━━━━━ Exercise input ━━━━━
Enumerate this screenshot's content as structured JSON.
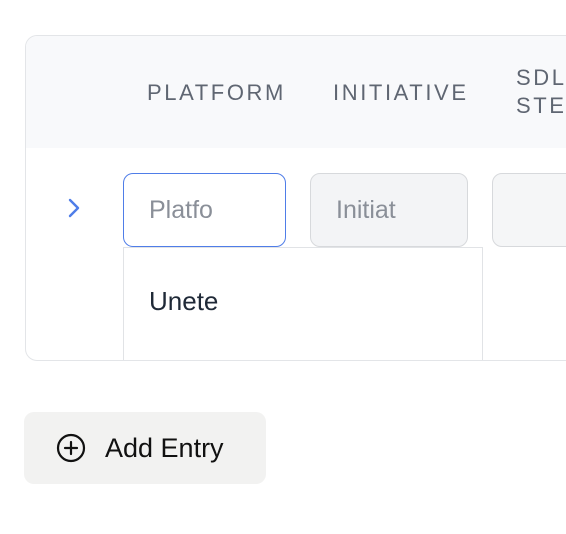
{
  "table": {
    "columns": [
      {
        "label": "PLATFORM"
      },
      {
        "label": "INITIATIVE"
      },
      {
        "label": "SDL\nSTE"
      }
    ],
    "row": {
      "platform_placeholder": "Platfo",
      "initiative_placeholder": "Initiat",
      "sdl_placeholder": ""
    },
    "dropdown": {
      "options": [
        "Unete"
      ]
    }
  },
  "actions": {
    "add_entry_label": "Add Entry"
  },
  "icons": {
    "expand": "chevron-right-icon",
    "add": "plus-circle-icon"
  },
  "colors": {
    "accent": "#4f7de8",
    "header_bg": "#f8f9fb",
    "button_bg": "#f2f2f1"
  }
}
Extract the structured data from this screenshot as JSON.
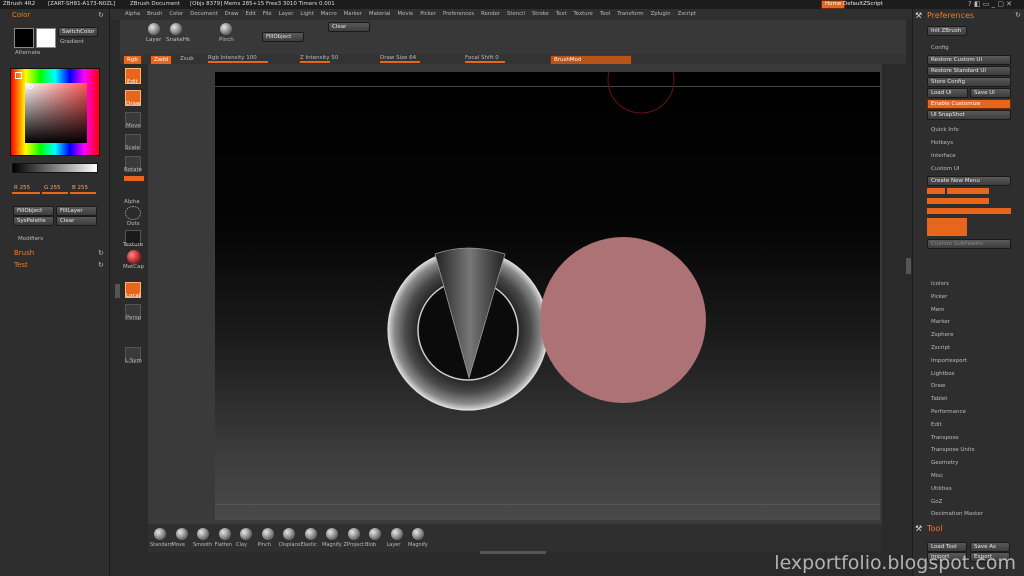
━━━━━
━━━━━ Exercise input ━━━━━
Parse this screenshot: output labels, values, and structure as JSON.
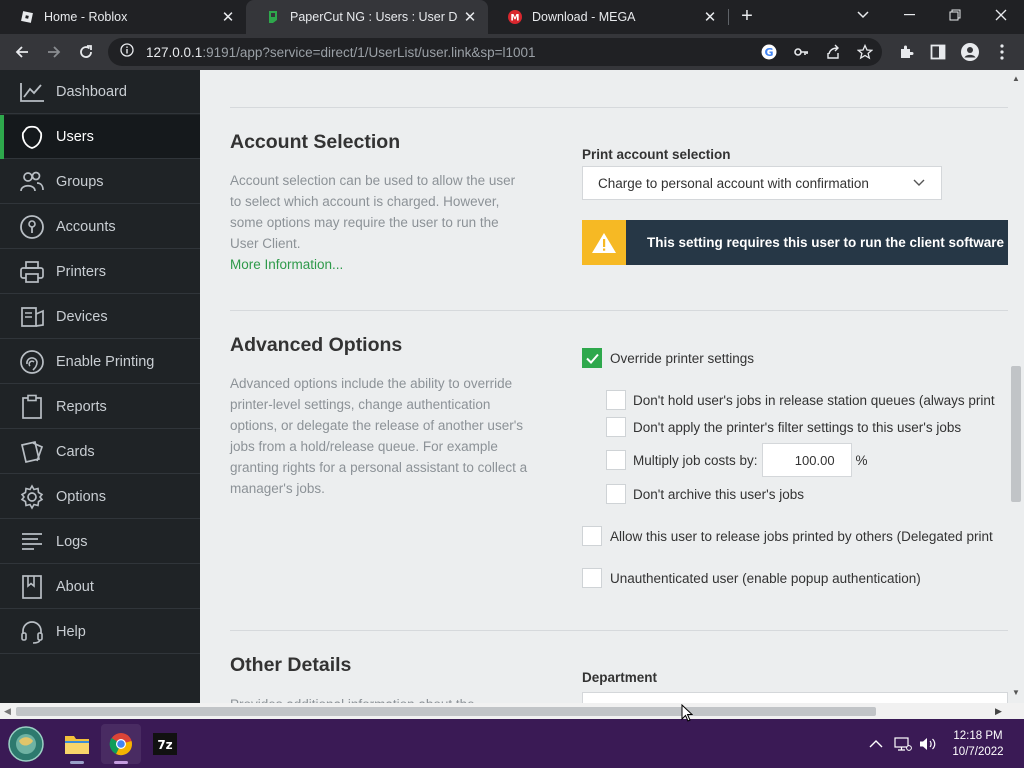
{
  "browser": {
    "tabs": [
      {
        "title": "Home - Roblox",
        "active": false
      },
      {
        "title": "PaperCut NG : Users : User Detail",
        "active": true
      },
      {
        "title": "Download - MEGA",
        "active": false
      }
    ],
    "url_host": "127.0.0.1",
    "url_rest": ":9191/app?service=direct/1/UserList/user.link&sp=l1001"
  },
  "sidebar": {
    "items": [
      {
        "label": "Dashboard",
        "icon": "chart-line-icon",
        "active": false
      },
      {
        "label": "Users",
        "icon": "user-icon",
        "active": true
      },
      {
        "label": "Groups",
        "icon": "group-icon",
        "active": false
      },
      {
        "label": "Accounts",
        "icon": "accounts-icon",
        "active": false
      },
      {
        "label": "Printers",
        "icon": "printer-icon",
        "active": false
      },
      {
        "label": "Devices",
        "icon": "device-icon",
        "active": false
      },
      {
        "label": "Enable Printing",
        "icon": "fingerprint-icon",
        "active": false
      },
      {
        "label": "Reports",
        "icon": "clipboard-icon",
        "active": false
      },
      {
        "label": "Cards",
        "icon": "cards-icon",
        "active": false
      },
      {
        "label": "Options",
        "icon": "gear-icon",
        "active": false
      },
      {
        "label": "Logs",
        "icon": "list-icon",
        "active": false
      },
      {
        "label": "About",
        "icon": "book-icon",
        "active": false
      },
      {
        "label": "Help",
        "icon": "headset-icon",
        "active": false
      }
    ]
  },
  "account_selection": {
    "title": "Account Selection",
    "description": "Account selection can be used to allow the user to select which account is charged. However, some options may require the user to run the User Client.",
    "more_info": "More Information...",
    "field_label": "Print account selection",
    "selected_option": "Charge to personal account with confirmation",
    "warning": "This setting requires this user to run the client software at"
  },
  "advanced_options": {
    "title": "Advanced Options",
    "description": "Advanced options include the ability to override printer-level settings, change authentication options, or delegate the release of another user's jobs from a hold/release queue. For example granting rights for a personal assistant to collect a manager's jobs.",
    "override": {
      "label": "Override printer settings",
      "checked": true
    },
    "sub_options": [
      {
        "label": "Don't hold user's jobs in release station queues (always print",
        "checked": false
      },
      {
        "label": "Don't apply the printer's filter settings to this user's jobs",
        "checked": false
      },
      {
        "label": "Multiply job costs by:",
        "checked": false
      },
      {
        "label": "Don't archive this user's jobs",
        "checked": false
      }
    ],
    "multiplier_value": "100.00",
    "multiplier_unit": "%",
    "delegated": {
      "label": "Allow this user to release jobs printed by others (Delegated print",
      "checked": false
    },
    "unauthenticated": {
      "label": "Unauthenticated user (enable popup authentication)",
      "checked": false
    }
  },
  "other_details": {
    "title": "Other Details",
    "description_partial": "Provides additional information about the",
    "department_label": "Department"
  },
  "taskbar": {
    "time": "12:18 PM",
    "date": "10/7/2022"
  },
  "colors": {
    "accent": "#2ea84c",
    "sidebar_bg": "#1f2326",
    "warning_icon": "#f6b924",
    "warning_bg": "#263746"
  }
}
━━━━━
▸ **Task statement**
Reproduce the data above exactly, but only the lines from the one showing "Enumerate this screenshot's" through the one showing "Extract the structured", with both ends kept and the pictures left out.

▸ **Full answer**
Enumerate this screenshot's content as structured JSON.
{
  "table": {
    "columns": [
      {
        "label": "PLATFORM"
      },
      {
        "label": "INITIATIVE"
      },
      {
        "label": "SDL\nSTE"
      }
    ],
    "row": {
      "platform_placeholder": "Platfo",
      "initiative_placeholder": "Initiat",
      "sdl_placeholder": ""
    },
    "dropdown": {
      "options": [
        "Unete"
      ]
    }
  },
  "actions": {
    "add_entry_label": "Add Entry"
  },
  "icons": {
    "expand": "chevron-right-icon",
    "add": "plus-circle-icon"
  },
  "colors": {
    "accent": "#4f7de8",
    "header_bg": "#f8f9fb",
    "button_bg": "#f2f2f1"
  }
}
Extract the structured data from this screenshot as JSON.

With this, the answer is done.